++++ Exercise materials

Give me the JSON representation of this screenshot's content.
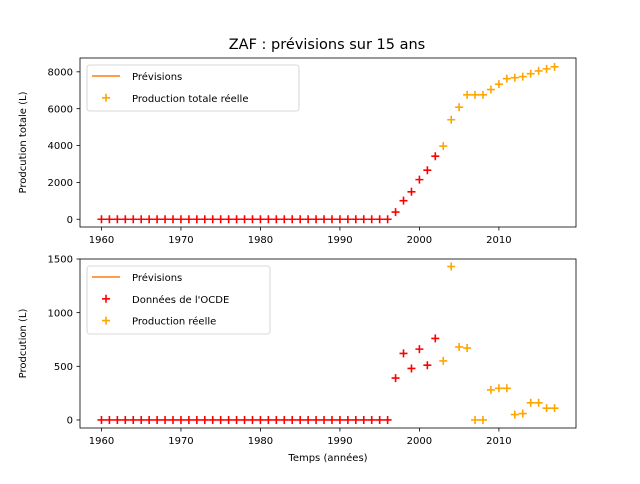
{
  "figure": {
    "title": "ZAF : prévisions sur 15 ans"
  },
  "colors": {
    "forecast": "#ff7f0e",
    "oecd": "#ff0000",
    "actual": "#ffa500"
  },
  "chart_data": [
    {
      "type": "scatter",
      "title": "ZAF : prévisions sur 15 ans",
      "xlabel": "",
      "ylabel": "Prodcution totale (L)",
      "xlim": [
        1957.3,
        2019.7
      ],
      "ylim": [
        -420,
        8750
      ],
      "xticks": [
        1960,
        1970,
        1980,
        1990,
        2000,
        2010
      ],
      "yticks": [
        0,
        2000,
        4000,
        6000,
        8000
      ],
      "legend": {
        "placement": "top-left",
        "entries": [
          "Prévisions",
          "Production totale réelle"
        ]
      },
      "series": [
        {
          "name": "Prévisions",
          "kind": "line",
          "color": "#ff7f0e",
          "x": [],
          "y": []
        },
        {
          "name": "",
          "kind": "plus",
          "color": "#ff0000",
          "x": [
            1960,
            1961,
            1962,
            1963,
            1964,
            1965,
            1966,
            1967,
            1968,
            1969,
            1970,
            1971,
            1972,
            1973,
            1974,
            1975,
            1976,
            1977,
            1978,
            1979,
            1980,
            1981,
            1982,
            1983,
            1984,
            1985,
            1986,
            1987,
            1988,
            1989,
            1990,
            1991,
            1992,
            1993,
            1994,
            1995,
            1996,
            1997,
            1998,
            1999,
            2000,
            2001,
            2002
          ],
          "y": [
            0,
            0,
            0,
            0,
            0,
            0,
            0,
            0,
            0,
            0,
            0,
            0,
            0,
            0,
            0,
            0,
            0,
            0,
            0,
            0,
            0,
            0,
            0,
            0,
            0,
            0,
            0,
            0,
            0,
            0,
            0,
            0,
            0,
            0,
            0,
            0,
            0,
            390,
            1010,
            1490,
            2150,
            2660,
            3420
          ]
        },
        {
          "name": "Production totale réelle",
          "kind": "plus",
          "color": "#ffa500",
          "x": [
            2003,
            2004,
            2005,
            2006,
            2007,
            2008,
            2009,
            2010,
            2011,
            2012,
            2013,
            2014,
            2015,
            2016,
            2017
          ],
          "y": [
            3970,
            5400,
            6080,
            6750,
            6750,
            6750,
            7040,
            7330,
            7630,
            7680,
            7740,
            7900,
            8050,
            8160,
            8270
          ]
        }
      ]
    },
    {
      "type": "scatter",
      "title": "",
      "xlabel": "Temps (années)",
      "ylabel": "Prodcution (L)",
      "xlim": [
        1957.3,
        2019.7
      ],
      "ylim": [
        -75,
        1500
      ],
      "xticks": [
        1960,
        1970,
        1980,
        1990,
        2000,
        2010
      ],
      "yticks": [
        0,
        500,
        1000,
        1500
      ],
      "legend": {
        "placement": "top-left",
        "entries": [
          "Prévisions",
          "Données de l'OCDE",
          "Production réelle"
        ]
      },
      "series": [
        {
          "name": "Prévisions",
          "kind": "line",
          "color": "#ff7f0e",
          "x": [],
          "y": []
        },
        {
          "name": "Données de l'OCDE",
          "kind": "plus",
          "color": "#ff0000",
          "x": [
            1960,
            1961,
            1962,
            1963,
            1964,
            1965,
            1966,
            1967,
            1968,
            1969,
            1970,
            1971,
            1972,
            1973,
            1974,
            1975,
            1976,
            1977,
            1978,
            1979,
            1980,
            1981,
            1982,
            1983,
            1984,
            1985,
            1986,
            1987,
            1988,
            1989,
            1990,
            1991,
            1992,
            1993,
            1994,
            1995,
            1996,
            1997,
            1998,
            1999,
            2000,
            2001,
            2002
          ],
          "y": [
            0,
            0,
            0,
            0,
            0,
            0,
            0,
            0,
            0,
            0,
            0,
            0,
            0,
            0,
            0,
            0,
            0,
            0,
            0,
            0,
            0,
            0,
            0,
            0,
            0,
            0,
            0,
            0,
            0,
            0,
            0,
            0,
            0,
            0,
            0,
            0,
            0,
            390,
            620,
            480,
            660,
            510,
            760
          ]
        },
        {
          "name": "Production réelle",
          "kind": "plus",
          "color": "#ffa500",
          "x": [
            2003,
            2004,
            2005,
            2006,
            2007,
            2008,
            2009,
            2010,
            2011,
            2012,
            2013,
            2014,
            2015,
            2016,
            2017
          ],
          "y": [
            550,
            1430,
            680,
            670,
            0,
            0,
            280,
            295,
            295,
            50,
            60,
            160,
            160,
            110,
            110
          ]
        }
      ]
    }
  ]
}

++++++++

Leave out the pictures and print every line of the data exactly.

## The result
Give me the JSON representation of this screenshot's content.
{
  "figure": {
    "title": "ZAF : prévisions sur 15 ans"
  },
  "colors": {
    "forecast": "#ff7f0e",
    "oecd": "#ff0000",
    "actual": "#ffa500"
  },
  "chart_data": [
    {
      "type": "scatter",
      "title": "ZAF : prévisions sur 15 ans",
      "xlabel": "",
      "ylabel": "Prodcution totale (L)",
      "xlim": [
        1957.3,
        2019.7
      ],
      "ylim": [
        -420,
        8750
      ],
      "xticks": [
        1960,
        1970,
        1980,
        1990,
        2000,
        2010
      ],
      "yticks": [
        0,
        2000,
        4000,
        6000,
        8000
      ],
      "legend": {
        "placement": "top-left",
        "entries": [
          "Prévisions",
          "Production totale réelle"
        ]
      },
      "series": [
        {
          "name": "Prévisions",
          "kind": "line",
          "color": "#ff7f0e",
          "x": [],
          "y": []
        },
        {
          "name": "",
          "kind": "plus",
          "color": "#ff0000",
          "x": [
            1960,
            1961,
            1962,
            1963,
            1964,
            1965,
            1966,
            1967,
            1968,
            1969,
            1970,
            1971,
            1972,
            1973,
            1974,
            1975,
            1976,
            1977,
            1978,
            1979,
            1980,
            1981,
            1982,
            1983,
            1984,
            1985,
            1986,
            1987,
            1988,
            1989,
            1990,
            1991,
            1992,
            1993,
            1994,
            1995,
            1996,
            1997,
            1998,
            1999,
            2000,
            2001,
            2002
          ],
          "y": [
            0,
            0,
            0,
            0,
            0,
            0,
            0,
            0,
            0,
            0,
            0,
            0,
            0,
            0,
            0,
            0,
            0,
            0,
            0,
            0,
            0,
            0,
            0,
            0,
            0,
            0,
            0,
            0,
            0,
            0,
            0,
            0,
            0,
            0,
            0,
            0,
            0,
            390,
            1010,
            1490,
            2150,
            2660,
            3420
          ]
        },
        {
          "name": "Production totale réelle",
          "kind": "plus",
          "color": "#ffa500",
          "x": [
            2003,
            2004,
            2005,
            2006,
            2007,
            2008,
            2009,
            2010,
            2011,
            2012,
            2013,
            2014,
            2015,
            2016,
            2017
          ],
          "y": [
            3970,
            5400,
            6080,
            6750,
            6750,
            6750,
            7040,
            7330,
            7630,
            7680,
            7740,
            7900,
            8050,
            8160,
            8270
          ]
        }
      ]
    },
    {
      "type": "scatter",
      "title": "",
      "xlabel": "Temps (années)",
      "ylabel": "Prodcution (L)",
      "xlim": [
        1957.3,
        2019.7
      ],
      "ylim": [
        -75,
        1500
      ],
      "xticks": [
        1960,
        1970,
        1980,
        1990,
        2000,
        2010
      ],
      "yticks": [
        0,
        500,
        1000,
        1500
      ],
      "legend": {
        "placement": "top-left",
        "entries": [
          "Prévisions",
          "Données de l'OCDE",
          "Production réelle"
        ]
      },
      "series": [
        {
          "name": "Prévisions",
          "kind": "line",
          "color": "#ff7f0e",
          "x": [],
          "y": []
        },
        {
          "name": "Données de l'OCDE",
          "kind": "plus",
          "color": "#ff0000",
          "x": [
            1960,
            1961,
            1962,
            1963,
            1964,
            1965,
            1966,
            1967,
            1968,
            1969,
            1970,
            1971,
            1972,
            1973,
            1974,
            1975,
            1976,
            1977,
            1978,
            1979,
            1980,
            1981,
            1982,
            1983,
            1984,
            1985,
            1986,
            1987,
            1988,
            1989,
            1990,
            1991,
            1992,
            1993,
            1994,
            1995,
            1996,
            1997,
            1998,
            1999,
            2000,
            2001,
            2002
          ],
          "y": [
            0,
            0,
            0,
            0,
            0,
            0,
            0,
            0,
            0,
            0,
            0,
            0,
            0,
            0,
            0,
            0,
            0,
            0,
            0,
            0,
            0,
            0,
            0,
            0,
            0,
            0,
            0,
            0,
            0,
            0,
            0,
            0,
            0,
            0,
            0,
            0,
            0,
            390,
            620,
            480,
            660,
            510,
            760
          ]
        },
        {
          "name": "Production réelle",
          "kind": "plus",
          "color": "#ffa500",
          "x": [
            2003,
            2004,
            2005,
            2006,
            2007,
            2008,
            2009,
            2010,
            2011,
            2012,
            2013,
            2014,
            2015,
            2016,
            2017
          ],
          "y": [
            550,
            1430,
            680,
            670,
            0,
            0,
            280,
            295,
            295,
            50,
            60,
            160,
            160,
            110,
            110
          ]
        }
      ]
    }
  ]
}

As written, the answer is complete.